[Dataset items]
•••••

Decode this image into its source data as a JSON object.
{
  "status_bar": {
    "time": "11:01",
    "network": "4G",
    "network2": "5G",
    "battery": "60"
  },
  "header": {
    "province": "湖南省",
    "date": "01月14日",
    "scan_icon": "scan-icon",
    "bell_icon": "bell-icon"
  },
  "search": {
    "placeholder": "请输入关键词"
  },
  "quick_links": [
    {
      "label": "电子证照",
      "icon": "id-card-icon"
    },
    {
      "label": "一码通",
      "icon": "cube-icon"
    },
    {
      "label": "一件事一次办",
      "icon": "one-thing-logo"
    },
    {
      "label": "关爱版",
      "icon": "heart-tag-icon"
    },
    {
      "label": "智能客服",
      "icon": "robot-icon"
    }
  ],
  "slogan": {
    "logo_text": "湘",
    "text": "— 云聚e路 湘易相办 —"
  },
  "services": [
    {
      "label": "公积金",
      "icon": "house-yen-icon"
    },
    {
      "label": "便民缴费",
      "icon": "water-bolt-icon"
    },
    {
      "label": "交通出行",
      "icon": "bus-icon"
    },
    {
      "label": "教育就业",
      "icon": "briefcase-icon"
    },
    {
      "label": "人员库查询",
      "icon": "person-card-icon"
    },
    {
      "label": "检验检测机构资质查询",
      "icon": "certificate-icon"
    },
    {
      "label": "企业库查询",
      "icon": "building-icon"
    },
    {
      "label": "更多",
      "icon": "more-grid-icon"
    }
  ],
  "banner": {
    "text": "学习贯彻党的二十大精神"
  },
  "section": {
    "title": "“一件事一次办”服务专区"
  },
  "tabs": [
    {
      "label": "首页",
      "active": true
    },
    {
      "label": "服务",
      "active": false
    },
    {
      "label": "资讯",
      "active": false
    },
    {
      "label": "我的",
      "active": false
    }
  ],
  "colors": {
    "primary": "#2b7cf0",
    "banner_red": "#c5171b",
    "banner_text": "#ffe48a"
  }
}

•••••

> Problem to work on:
Write down all the entries again without a single difference.

> Task output:
Decode this image into its source data as a JSON object.
{
  "status_bar": {
    "time": "11:01",
    "network": "4G",
    "network2": "5G",
    "battery": "60"
  },
  "header": {
    "province": "湖南省",
    "date": "01月14日",
    "scan_icon": "scan-icon",
    "bell_icon": "bell-icon"
  },
  "search": {
    "placeholder": "请输入关键词"
  },
  "quick_links": [
    {
      "label": "电子证照",
      "icon": "id-card-icon"
    },
    {
      "label": "一码通",
      "icon": "cube-icon"
    },
    {
      "label": "一件事一次办",
      "icon": "one-thing-logo"
    },
    {
      "label": "关爱版",
      "icon": "heart-tag-icon"
    },
    {
      "label": "智能客服",
      "icon": "robot-icon"
    }
  ],
  "slogan": {
    "logo_text": "湘",
    "text": "— 云聚e路 湘易相办 —"
  },
  "services": [
    {
      "label": "公积金",
      "icon": "house-yen-icon"
    },
    {
      "label": "便民缴费",
      "icon": "water-bolt-icon"
    },
    {
      "label": "交通出行",
      "icon": "bus-icon"
    },
    {
      "label": "教育就业",
      "icon": "briefcase-icon"
    },
    {
      "label": "人员库查询",
      "icon": "person-card-icon"
    },
    {
      "label": "检验检测机构资质查询",
      "icon": "certificate-icon"
    },
    {
      "label": "企业库查询",
      "icon": "building-icon"
    },
    {
      "label": "更多",
      "icon": "more-grid-icon"
    }
  ],
  "banner": {
    "text": "学习贯彻党的二十大精神"
  },
  "section": {
    "title": "“一件事一次办”服务专区"
  },
  "tabs": [
    {
      "label": "首页",
      "active": true
    },
    {
      "label": "服务",
      "active": false
    },
    {
      "label": "资讯",
      "active": false
    },
    {
      "label": "我的",
      "active": false
    }
  ],
  "colors": {
    "primary": "#2b7cf0",
    "banner_red": "#c5171b",
    "banner_text": "#ffe48a"
  }
}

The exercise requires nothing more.